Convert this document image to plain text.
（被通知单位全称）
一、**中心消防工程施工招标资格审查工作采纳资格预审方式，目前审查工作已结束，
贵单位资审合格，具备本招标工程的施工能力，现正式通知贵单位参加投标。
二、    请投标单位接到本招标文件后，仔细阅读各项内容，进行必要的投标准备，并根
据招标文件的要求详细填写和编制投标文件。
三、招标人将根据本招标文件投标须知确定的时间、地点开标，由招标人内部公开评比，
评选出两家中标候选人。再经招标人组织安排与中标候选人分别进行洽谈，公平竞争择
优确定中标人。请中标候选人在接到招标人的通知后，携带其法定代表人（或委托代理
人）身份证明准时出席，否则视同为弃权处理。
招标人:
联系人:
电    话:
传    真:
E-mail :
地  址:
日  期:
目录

▶ [Aim of the exercise] Reproduce the material exactly, with every line intact.

▶ [Answer to the problem]
Convert this document image to plain text.
（被通知单位全称）
一、**中心消防工程施工招标资格审查工作采纳资格预审方式，目前审查工作已结束，
贵单位资审合格，具备本招标工程的施工能力，现正式通知贵单位参加投标。
二、    请投标单位接到本招标文件后，仔细阅读各项内容，进行必要的投标准备，并根
据招标文件的要求详细填写和编制投标文件。
三、招标人将根据本招标文件投标须知确定的时间、地点开标，由招标人内部公开评比，
评选出两家中标候选人。再经招标人组织安排与中标候选人分别进行洽谈，公平竞争择
优确定中标人。请中标候选人在接到招标人的通知后，携带其法定代表人（或委托代理
人）身份证明准时出席，否则视同为弃权处理。
招标人:
联系人:
电    话:
传    真:
E-mail :
地  址:
日  期:
目录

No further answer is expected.